Task instructions | Track down every line below that holds "this" and copy it.

Exercise data |

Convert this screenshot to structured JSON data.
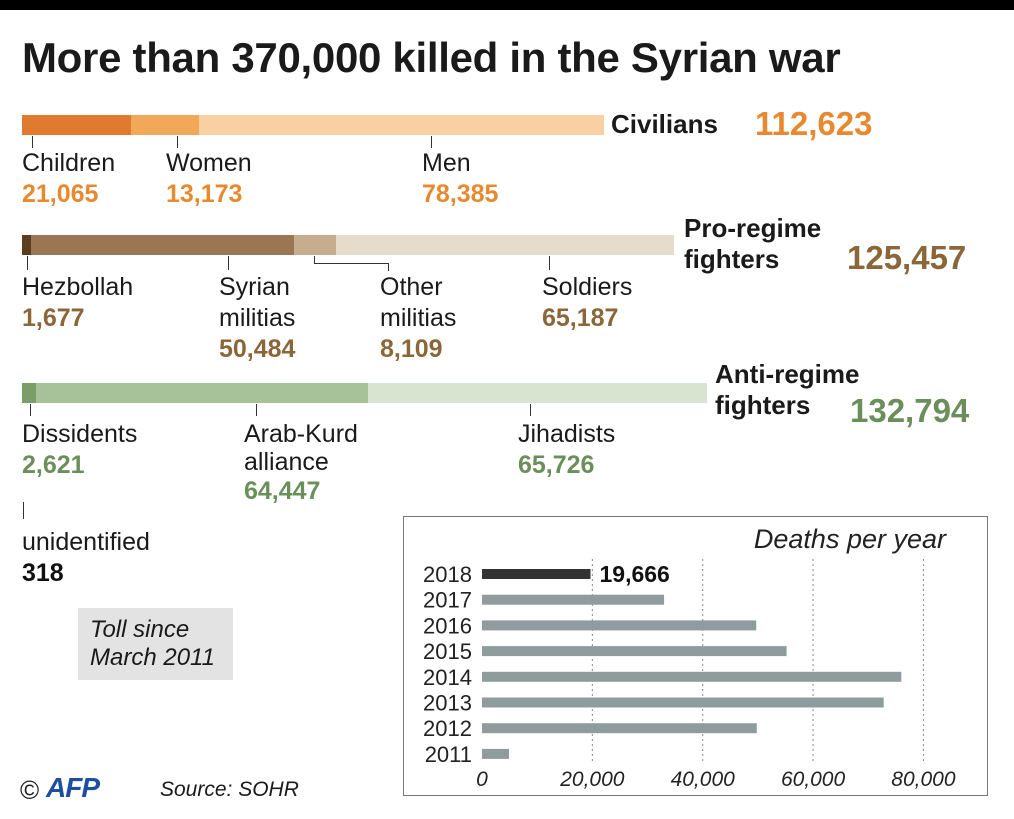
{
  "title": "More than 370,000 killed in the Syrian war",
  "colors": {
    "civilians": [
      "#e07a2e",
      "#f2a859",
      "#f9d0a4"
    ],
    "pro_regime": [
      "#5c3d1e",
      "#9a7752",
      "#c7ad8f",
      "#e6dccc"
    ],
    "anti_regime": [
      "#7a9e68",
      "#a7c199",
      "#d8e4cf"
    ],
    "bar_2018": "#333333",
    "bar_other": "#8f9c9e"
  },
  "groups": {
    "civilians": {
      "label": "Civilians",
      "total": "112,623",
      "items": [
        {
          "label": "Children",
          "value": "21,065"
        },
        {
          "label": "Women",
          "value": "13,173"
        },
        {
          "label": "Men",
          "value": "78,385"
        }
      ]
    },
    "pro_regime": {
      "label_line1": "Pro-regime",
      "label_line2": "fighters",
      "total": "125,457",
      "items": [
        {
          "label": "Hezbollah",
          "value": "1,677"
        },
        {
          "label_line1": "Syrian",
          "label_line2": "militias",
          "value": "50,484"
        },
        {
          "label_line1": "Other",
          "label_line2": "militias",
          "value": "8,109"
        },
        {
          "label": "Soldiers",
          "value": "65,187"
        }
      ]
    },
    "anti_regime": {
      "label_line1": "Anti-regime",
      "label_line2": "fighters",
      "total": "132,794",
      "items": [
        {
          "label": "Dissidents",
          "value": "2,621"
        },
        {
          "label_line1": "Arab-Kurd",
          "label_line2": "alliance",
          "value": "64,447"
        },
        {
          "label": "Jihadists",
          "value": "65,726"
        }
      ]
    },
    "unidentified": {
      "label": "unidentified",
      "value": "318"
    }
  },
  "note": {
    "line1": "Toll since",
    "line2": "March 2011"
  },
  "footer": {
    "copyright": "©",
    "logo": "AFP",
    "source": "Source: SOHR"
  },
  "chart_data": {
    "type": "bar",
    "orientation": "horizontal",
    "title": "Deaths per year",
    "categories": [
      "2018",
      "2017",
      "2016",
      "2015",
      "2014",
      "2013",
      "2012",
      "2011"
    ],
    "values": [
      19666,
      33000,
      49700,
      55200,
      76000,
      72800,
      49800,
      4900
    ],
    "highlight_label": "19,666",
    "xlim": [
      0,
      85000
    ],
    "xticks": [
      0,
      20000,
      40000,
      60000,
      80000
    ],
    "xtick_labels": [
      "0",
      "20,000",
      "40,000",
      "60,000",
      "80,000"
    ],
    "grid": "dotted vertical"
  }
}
* * *
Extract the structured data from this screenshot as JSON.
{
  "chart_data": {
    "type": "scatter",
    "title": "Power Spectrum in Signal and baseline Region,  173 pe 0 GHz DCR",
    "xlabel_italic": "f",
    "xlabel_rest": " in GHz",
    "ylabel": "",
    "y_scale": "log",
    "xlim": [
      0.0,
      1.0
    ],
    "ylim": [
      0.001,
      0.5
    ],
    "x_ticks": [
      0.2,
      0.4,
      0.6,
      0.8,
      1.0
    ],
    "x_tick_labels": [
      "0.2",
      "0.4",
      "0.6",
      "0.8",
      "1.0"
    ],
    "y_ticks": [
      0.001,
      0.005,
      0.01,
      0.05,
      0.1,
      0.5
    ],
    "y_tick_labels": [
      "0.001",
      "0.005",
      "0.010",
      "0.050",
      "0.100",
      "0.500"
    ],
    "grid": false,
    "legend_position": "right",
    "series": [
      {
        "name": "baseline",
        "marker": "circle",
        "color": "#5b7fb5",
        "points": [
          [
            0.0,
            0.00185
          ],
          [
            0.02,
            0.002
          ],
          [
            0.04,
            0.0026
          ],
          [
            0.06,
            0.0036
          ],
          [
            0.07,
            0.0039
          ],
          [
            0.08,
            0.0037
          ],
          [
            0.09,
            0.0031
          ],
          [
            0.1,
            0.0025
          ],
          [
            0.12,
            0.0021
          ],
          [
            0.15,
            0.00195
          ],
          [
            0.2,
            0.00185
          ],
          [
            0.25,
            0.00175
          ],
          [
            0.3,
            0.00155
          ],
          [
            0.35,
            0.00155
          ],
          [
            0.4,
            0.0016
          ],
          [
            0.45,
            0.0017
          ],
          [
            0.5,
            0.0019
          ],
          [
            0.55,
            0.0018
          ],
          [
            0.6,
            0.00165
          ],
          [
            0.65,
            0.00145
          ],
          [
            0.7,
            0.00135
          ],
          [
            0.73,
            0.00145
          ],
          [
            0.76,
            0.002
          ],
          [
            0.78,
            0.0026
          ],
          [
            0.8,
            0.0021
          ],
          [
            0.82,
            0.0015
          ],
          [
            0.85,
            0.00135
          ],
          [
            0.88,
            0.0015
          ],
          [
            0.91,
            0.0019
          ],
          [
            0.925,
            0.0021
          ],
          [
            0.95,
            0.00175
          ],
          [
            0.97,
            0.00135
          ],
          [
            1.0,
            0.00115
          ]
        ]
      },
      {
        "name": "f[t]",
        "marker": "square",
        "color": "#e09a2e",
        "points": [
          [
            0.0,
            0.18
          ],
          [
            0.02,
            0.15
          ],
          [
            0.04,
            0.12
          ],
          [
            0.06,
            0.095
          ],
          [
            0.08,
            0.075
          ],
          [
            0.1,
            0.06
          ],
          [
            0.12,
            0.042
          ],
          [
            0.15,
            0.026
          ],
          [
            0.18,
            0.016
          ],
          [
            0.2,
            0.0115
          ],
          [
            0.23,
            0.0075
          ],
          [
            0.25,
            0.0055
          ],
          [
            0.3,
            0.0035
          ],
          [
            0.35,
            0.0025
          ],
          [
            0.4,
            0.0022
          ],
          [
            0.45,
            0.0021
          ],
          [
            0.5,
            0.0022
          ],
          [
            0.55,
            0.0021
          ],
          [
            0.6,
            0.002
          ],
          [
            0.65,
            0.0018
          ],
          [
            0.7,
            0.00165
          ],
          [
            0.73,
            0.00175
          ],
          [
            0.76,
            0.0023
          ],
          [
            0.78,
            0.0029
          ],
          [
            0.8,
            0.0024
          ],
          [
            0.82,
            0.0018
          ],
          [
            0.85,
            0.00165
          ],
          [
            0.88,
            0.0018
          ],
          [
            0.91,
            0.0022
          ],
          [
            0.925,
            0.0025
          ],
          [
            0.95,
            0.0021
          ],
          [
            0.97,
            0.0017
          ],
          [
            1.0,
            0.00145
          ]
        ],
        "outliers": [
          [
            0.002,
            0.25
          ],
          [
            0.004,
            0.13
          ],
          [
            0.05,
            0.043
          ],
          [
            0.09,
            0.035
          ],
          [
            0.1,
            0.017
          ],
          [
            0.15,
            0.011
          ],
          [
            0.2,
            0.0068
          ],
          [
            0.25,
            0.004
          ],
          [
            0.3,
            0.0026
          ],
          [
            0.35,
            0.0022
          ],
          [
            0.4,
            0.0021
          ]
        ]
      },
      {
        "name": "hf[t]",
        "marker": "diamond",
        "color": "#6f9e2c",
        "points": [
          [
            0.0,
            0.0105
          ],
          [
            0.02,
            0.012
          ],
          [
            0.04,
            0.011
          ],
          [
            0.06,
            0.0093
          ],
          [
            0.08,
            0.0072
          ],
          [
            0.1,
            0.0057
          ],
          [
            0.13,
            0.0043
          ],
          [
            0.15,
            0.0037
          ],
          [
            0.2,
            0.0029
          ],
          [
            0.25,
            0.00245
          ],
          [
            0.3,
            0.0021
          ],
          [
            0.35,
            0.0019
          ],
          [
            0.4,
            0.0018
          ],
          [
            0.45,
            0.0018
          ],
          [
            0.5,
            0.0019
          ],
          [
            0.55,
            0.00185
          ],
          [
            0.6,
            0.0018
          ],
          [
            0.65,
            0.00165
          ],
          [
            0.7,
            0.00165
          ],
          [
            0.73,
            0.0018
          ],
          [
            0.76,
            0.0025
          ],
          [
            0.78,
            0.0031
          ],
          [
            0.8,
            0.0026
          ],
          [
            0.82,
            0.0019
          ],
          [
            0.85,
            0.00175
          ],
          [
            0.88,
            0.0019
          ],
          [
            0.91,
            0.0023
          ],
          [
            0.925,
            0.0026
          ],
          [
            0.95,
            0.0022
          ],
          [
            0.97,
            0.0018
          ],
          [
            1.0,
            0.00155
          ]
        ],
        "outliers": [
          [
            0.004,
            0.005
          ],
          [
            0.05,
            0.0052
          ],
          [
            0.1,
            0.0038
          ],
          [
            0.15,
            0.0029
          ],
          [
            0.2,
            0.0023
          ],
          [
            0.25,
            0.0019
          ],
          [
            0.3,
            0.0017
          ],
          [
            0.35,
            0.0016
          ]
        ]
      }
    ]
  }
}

Worked answer |
Convert this screenshot to structured JSON data.
Extract the structured data from this screenshot as JSON.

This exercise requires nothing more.